■ **Dataset records**
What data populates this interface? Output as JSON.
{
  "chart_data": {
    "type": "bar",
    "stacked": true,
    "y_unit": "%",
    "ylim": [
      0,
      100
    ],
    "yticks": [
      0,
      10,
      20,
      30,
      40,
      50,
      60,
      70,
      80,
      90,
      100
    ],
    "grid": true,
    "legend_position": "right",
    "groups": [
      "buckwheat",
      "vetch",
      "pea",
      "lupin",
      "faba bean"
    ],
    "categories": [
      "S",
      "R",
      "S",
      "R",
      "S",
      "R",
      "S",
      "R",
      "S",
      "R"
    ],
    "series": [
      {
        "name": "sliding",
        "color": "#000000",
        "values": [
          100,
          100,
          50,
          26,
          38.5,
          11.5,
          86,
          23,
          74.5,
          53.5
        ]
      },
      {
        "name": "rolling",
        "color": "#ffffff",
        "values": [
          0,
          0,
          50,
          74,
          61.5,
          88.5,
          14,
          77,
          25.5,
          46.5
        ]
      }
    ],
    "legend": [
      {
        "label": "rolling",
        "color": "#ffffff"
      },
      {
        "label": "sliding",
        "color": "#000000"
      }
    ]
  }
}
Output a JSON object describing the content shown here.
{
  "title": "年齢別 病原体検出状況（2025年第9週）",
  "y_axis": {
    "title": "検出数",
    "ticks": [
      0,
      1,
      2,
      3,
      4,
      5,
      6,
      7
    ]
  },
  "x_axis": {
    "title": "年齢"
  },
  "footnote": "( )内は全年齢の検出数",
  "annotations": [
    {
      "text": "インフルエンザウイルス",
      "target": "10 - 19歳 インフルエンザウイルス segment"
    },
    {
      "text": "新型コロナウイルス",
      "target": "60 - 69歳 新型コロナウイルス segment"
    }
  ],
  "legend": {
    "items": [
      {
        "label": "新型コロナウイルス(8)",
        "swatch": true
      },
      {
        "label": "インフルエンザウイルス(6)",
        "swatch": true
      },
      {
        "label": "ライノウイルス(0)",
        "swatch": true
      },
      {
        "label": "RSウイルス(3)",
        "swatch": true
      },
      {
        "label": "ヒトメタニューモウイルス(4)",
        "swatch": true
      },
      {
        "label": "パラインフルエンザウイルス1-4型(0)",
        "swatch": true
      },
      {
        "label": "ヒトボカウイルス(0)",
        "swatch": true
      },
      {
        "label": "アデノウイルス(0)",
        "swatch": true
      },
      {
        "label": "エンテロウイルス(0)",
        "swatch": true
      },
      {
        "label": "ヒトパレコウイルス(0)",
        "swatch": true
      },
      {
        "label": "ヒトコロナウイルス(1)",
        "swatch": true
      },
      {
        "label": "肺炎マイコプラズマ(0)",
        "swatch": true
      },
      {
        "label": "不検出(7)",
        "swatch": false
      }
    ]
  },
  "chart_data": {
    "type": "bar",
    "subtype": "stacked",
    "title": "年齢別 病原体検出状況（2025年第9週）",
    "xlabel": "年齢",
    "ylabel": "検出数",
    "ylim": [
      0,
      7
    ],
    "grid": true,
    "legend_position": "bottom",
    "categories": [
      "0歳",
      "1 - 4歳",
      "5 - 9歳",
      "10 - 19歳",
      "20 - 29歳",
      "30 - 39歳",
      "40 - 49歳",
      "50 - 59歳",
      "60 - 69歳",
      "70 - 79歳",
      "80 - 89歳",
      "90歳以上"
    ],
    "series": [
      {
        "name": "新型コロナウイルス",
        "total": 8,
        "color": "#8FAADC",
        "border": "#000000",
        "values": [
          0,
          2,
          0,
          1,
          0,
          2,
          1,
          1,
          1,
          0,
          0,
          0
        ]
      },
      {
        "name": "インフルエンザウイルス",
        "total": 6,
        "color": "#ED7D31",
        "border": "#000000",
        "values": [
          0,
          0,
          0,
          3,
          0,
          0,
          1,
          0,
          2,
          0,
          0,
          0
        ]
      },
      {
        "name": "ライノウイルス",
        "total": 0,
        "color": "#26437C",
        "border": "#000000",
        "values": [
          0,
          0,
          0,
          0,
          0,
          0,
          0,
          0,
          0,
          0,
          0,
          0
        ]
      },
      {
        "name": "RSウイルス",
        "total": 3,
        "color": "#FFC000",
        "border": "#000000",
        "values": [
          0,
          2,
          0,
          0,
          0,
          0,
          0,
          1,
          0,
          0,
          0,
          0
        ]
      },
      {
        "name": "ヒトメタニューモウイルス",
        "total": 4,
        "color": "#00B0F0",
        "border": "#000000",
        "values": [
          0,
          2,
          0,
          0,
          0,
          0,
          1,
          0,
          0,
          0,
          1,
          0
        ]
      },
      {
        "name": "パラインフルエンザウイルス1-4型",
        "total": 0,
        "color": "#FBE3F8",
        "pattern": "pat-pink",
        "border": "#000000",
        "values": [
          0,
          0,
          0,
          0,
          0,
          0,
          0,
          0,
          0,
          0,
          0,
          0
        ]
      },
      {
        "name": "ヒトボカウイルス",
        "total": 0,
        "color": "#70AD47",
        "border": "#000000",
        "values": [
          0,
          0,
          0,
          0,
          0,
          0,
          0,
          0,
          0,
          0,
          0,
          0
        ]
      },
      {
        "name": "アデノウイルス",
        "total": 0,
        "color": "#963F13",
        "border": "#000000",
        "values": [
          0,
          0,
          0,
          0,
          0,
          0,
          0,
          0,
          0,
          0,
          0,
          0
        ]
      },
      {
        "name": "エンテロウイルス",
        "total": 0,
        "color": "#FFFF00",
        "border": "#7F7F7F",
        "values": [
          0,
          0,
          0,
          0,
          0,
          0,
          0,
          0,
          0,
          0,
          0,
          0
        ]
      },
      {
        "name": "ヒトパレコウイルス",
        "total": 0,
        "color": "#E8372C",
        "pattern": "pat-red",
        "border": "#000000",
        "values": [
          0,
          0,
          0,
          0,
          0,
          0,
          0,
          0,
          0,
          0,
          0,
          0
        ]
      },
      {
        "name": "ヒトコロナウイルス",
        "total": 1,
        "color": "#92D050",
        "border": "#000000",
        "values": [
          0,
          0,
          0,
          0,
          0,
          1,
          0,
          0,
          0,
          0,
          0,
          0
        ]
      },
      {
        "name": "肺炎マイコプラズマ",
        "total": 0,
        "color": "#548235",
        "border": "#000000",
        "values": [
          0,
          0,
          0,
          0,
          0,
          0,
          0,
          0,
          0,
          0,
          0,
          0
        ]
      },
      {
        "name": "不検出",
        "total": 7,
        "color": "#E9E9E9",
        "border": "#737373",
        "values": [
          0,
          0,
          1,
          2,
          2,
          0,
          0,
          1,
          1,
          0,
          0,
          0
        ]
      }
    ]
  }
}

■ **Requirements**
Write the listing out again, exactly as shown above.

■ **Worked answer**
What data populates this interface? Output as JSON.
{
  "chart_data": {
    "type": "bar",
    "stacked": true,
    "y_unit": "%",
    "ylim": [
      0,
      100
    ],
    "yticks": [
      0,
      10,
      20,
      30,
      40,
      50,
      60,
      70,
      80,
      90,
      100
    ],
    "grid": true,
    "legend_position": "right",
    "groups": [
      "buckwheat",
      "vetch",
      "pea",
      "lupin",
      "faba bean"
    ],
    "categories": [
      "S",
      "R",
      "S",
      "R",
      "S",
      "R",
      "S",
      "R",
      "S",
      "R"
    ],
    "series": [
      {
        "name": "sliding",
        "color": "#000000",
        "values": [
          100,
          100,
          50,
          26,
          38.5,
          11.5,
          86,
          23,
          74.5,
          53.5
        ]
      },
      {
        "name": "rolling",
        "color": "#ffffff",
        "values": [
          0,
          0,
          50,
          74,
          61.5,
          88.5,
          14,
          77,
          25.5,
          46.5
        ]
      }
    ],
    "legend": [
      {
        "label": "rolling",
        "color": "#ffffff"
      },
      {
        "label": "sliding",
        "color": "#000000"
      }
    ]
  }
}
Output a JSON object describing the content shown here.
{
  "title": "年齢別 病原体検出状況（2025年第9週）",
  "y_axis": {
    "title": "検出数",
    "ticks": [
      0,
      1,
      2,
      3,
      4,
      5,
      6,
      7
    ]
  },
  "x_axis": {
    "title": "年齢"
  },
  "footnote": "( )内は全年齢の検出数",
  "annotations": [
    {
      "text": "インフルエンザウイルス",
      "target": "10 - 19歳 インフルエンザウイルス segment"
    },
    {
      "text": "新型コロナウイルス",
      "target": "60 - 69歳 新型コロナウイルス segment"
    }
  ],
  "legend": {
    "items": [
      {
        "label": "新型コロナウイルス(8)",
        "swatch": true
      },
      {
        "label": "インフルエンザウイルス(6)",
        "swatch": true
      },
      {
        "label": "ライノウイルス(0)",
        "swatch": true
      },
      {
        "label": "RSウイルス(3)",
        "swatch": true
      },
      {
        "label": "ヒトメタニューモウイルス(4)",
        "swatch": true
      },
      {
        "label": "パラインフルエンザウイルス1-4型(0)",
        "swatch": true
      },
      {
        "label": "ヒトボカウイルス(0)",
        "swatch": true
      },
      {
        "label": "アデノウイルス(0)",
        "swatch": true
      },
      {
        "label": "エンテロウイルス(0)",
        "swatch": true
      },
      {
        "label": "ヒトパレコウイルス(0)",
        "swatch": true
      },
      {
        "label": "ヒトコロナウイルス(1)",
        "swatch": true
      },
      {
        "label": "肺炎マイコプラズマ(0)",
        "swatch": true
      },
      {
        "label": "不検出(7)",
        "swatch": false
      }
    ]
  },
  "chart_data": {
    "type": "bar",
    "subtype": "stacked",
    "title": "年齢別 病原体検出状況（2025年第9週）",
    "xlabel": "年齢",
    "ylabel": "検出数",
    "ylim": [
      0,
      7
    ],
    "grid": true,
    "legend_position": "bottom",
    "categories": [
      "0歳",
      "1 - 4歳",
      "5 - 9歳",
      "10 - 19歳",
      "20 - 29歳",
      "30 - 39歳",
      "40 - 49歳",
      "50 - 59歳",
      "60 - 69歳",
      "70 - 79歳",
      "80 - 89歳",
      "90歳以上"
    ],
    "series": [
      {
        "name": "新型コロナウイルス",
        "total": 8,
        "color": "#8FAADC",
        "border": "#000000",
        "values": [
          0,
          2,
          0,
          1,
          0,
          2,
          1,
          1,
          1,
          0,
          0,
          0
        ]
      },
      {
        "name": "インフルエンザウイルス",
        "total": 6,
        "color": "#ED7D31",
        "border": "#000000",
        "values": [
          0,
          0,
          0,
          3,
          0,
          0,
          1,
          0,
          2,
          0,
          0,
          0
        ]
      },
      {
        "name": "ライノウイルス",
        "total": 0,
        "color": "#26437C",
        "border": "#000000",
        "values": [
          0,
          0,
          0,
          0,
          0,
          0,
          0,
          0,
          0,
          0,
          0,
          0
        ]
      },
      {
        "name": "RSウイルス",
        "total": 3,
        "color": "#FFC000",
        "border": "#000000",
        "values": [
          0,
          2,
          0,
          0,
          0,
          0,
          0,
          1,
          0,
          0,
          0,
          0
        ]
      },
      {
        "name": "ヒトメタニューモウイルス",
        "total": 4,
        "color": "#00B0F0",
        "border": "#000000",
        "values": [
          0,
          2,
          0,
          0,
          0,
          0,
          1,
          0,
          0,
          0,
          1,
          0
        ]
      },
      {
        "name": "パラインフルエンザウイルス1-4型",
        "total": 0,
        "color": "#FBE3F8",
        "pattern": "pat-pink",
        "border": "#000000",
        "values": [
          0,
          0,
          0,
          0,
          0,
          0,
          0,
          0,
          0,
          0,
          0,
          0
        ]
      },
      {
        "name": "ヒトボカウイルス",
        "total": 0,
        "color": "#70AD47",
        "border": "#000000",
        "values": [
          0,
          0,
          0,
          0,
          0,
          0,
          0,
          0,
          0,
          0,
          0,
          0
        ]
      },
      {
        "name": "アデノウイルス",
        "total": 0,
        "color": "#963F13",
        "border": "#000000",
        "values": [
          0,
          0,
          0,
          0,
          0,
          0,
          0,
          0,
          0,
          0,
          0,
          0
        ]
      },
      {
        "name": "エンテロウイルス",
        "total": 0,
        "color": "#FFFF00",
        "border": "#7F7F7F",
        "values": [
          0,
          0,
          0,
          0,
          0,
          0,
          0,
          0,
          0,
          0,
          0,
          0
        ]
      },
      {
        "name": "ヒトパレコウイルス",
        "total": 0,
        "color": "#E8372C",
        "pattern": "pat-red",
        "border": "#000000",
        "values": [
          0,
          0,
          0,
          0,
          0,
          0,
          0,
          0,
          0,
          0,
          0,
          0
        ]
      },
      {
        "name": "ヒトコロナウイルス",
        "total": 1,
        "color": "#92D050",
        "border": "#000000",
        "values": [
          0,
          0,
          0,
          0,
          0,
          1,
          0,
          0,
          0,
          0,
          0,
          0
        ]
      },
      {
        "name": "肺炎マイコプラズマ",
        "total": 0,
        "color": "#548235",
        "border": "#000000",
        "values": [
          0,
          0,
          0,
          0,
          0,
          0,
          0,
          0,
          0,
          0,
          0,
          0
        ]
      },
      {
        "name": "不検出",
        "total": 7,
        "color": "#E9E9E9",
        "border": "#737373",
        "values": [
          0,
          0,
          1,
          2,
          2,
          0,
          0,
          1,
          1,
          0,
          0,
          0
        ]
      }
    ]
  }
}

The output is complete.